Stated problem:
Find the lines with the string "month" and return them.

++++ Input material

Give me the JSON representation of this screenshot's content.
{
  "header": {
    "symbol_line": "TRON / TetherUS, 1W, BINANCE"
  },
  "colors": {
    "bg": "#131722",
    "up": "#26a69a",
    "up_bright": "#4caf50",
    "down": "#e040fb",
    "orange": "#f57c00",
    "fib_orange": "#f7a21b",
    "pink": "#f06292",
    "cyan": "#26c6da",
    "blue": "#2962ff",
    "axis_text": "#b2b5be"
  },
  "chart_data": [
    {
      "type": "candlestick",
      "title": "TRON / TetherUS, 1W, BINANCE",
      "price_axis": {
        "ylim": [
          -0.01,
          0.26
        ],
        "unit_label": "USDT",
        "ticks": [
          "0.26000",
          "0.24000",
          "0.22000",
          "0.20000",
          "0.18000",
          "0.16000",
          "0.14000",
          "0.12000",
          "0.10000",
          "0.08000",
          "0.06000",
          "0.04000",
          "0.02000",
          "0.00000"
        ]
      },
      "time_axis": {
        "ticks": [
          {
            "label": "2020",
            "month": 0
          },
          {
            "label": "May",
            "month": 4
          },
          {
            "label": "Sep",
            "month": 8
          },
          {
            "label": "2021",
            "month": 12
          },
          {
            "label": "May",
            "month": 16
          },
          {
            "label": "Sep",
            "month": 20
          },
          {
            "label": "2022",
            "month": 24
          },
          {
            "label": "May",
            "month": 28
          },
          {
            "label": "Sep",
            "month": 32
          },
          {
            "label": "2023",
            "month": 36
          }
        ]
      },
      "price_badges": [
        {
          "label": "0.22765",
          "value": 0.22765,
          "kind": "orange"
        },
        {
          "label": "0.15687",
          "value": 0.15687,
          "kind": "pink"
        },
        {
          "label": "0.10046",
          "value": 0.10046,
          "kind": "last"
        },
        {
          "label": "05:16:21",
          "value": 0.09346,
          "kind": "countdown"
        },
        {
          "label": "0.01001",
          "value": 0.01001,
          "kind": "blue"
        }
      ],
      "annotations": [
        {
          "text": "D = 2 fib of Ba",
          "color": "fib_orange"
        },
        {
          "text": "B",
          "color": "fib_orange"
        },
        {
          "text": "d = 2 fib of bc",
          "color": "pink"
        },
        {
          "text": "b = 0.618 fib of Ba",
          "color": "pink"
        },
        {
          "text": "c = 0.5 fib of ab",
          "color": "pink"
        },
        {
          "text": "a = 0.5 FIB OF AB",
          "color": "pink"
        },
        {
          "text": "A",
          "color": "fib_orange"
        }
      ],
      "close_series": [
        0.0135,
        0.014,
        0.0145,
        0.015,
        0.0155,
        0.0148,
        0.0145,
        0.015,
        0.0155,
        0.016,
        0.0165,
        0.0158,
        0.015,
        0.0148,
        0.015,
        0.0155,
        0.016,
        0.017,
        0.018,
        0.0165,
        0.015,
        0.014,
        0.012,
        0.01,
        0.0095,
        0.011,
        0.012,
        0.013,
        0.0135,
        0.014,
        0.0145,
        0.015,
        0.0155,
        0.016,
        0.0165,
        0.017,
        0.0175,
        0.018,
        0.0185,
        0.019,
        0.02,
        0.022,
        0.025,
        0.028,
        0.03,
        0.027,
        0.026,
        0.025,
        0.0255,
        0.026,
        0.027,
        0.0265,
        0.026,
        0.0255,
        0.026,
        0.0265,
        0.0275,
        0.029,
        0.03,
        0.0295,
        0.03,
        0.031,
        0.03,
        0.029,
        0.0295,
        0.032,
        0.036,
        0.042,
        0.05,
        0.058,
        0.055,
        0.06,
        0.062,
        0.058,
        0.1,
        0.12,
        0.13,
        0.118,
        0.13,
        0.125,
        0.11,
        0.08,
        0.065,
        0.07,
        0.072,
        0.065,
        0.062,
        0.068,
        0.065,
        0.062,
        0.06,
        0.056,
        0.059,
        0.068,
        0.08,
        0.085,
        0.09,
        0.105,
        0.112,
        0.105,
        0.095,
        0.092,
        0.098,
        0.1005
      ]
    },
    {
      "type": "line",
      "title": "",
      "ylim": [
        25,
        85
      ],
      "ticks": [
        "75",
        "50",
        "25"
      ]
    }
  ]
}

++++++++

Correct response:
            "month": 0
            "month": 4
            "month": 8
            "month": 12
            "month": 16
            "month": 20
            "month": 24
            "month": 28
            "month": 32
            "month": 36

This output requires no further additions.